[Data provided]:
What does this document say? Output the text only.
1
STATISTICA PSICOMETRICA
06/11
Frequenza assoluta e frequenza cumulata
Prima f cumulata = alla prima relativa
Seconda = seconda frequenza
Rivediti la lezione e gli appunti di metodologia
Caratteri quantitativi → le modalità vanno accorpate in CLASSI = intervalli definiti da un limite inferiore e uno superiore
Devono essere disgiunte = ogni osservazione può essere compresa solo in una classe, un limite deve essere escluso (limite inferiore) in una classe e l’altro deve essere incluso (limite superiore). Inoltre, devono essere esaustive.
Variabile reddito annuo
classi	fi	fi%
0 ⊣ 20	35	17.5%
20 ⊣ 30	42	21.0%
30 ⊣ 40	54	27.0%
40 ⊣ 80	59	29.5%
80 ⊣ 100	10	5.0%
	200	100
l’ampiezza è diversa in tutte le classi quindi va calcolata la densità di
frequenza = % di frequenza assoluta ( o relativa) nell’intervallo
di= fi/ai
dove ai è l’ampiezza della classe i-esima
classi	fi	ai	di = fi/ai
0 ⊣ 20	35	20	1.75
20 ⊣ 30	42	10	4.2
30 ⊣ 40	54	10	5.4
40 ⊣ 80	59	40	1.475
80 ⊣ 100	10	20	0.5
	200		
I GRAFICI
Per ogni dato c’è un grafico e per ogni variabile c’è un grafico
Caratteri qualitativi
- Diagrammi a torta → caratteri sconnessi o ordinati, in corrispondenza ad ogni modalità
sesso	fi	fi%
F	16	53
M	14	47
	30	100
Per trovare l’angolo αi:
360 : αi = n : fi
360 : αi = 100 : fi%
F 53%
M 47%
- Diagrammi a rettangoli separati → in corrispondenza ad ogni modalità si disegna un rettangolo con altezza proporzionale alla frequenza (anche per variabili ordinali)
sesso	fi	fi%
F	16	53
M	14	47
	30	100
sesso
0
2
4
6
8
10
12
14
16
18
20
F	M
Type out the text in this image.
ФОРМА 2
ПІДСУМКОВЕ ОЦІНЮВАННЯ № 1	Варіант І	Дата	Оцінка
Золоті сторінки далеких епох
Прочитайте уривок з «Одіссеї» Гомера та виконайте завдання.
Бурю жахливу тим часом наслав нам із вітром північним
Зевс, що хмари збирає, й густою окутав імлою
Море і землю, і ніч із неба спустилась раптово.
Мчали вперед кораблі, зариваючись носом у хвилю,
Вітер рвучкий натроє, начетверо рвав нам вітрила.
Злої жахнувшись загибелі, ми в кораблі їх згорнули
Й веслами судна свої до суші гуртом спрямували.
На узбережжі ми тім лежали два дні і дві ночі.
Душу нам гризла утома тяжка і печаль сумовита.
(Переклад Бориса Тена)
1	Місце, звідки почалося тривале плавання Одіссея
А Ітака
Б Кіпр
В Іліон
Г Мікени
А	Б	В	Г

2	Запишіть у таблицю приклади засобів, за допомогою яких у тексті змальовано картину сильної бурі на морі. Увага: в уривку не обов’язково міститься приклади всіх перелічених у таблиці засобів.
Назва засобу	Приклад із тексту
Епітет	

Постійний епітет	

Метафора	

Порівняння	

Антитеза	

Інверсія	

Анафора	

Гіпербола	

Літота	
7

[Goal of the exercise]:
Look over the material above and show each line where "Diagrammi" appears.

[Task solution]:
- Diagrammi a torta → caratteri sconnessi o ordinati, in corrispondenza ad ogni modalità
- Diagrammi a rettangoli separati → in corrispondenza ad ogni modalità si disegna un rettangolo con altezza proporzionale alla frequenza (anche per variabili ordinali)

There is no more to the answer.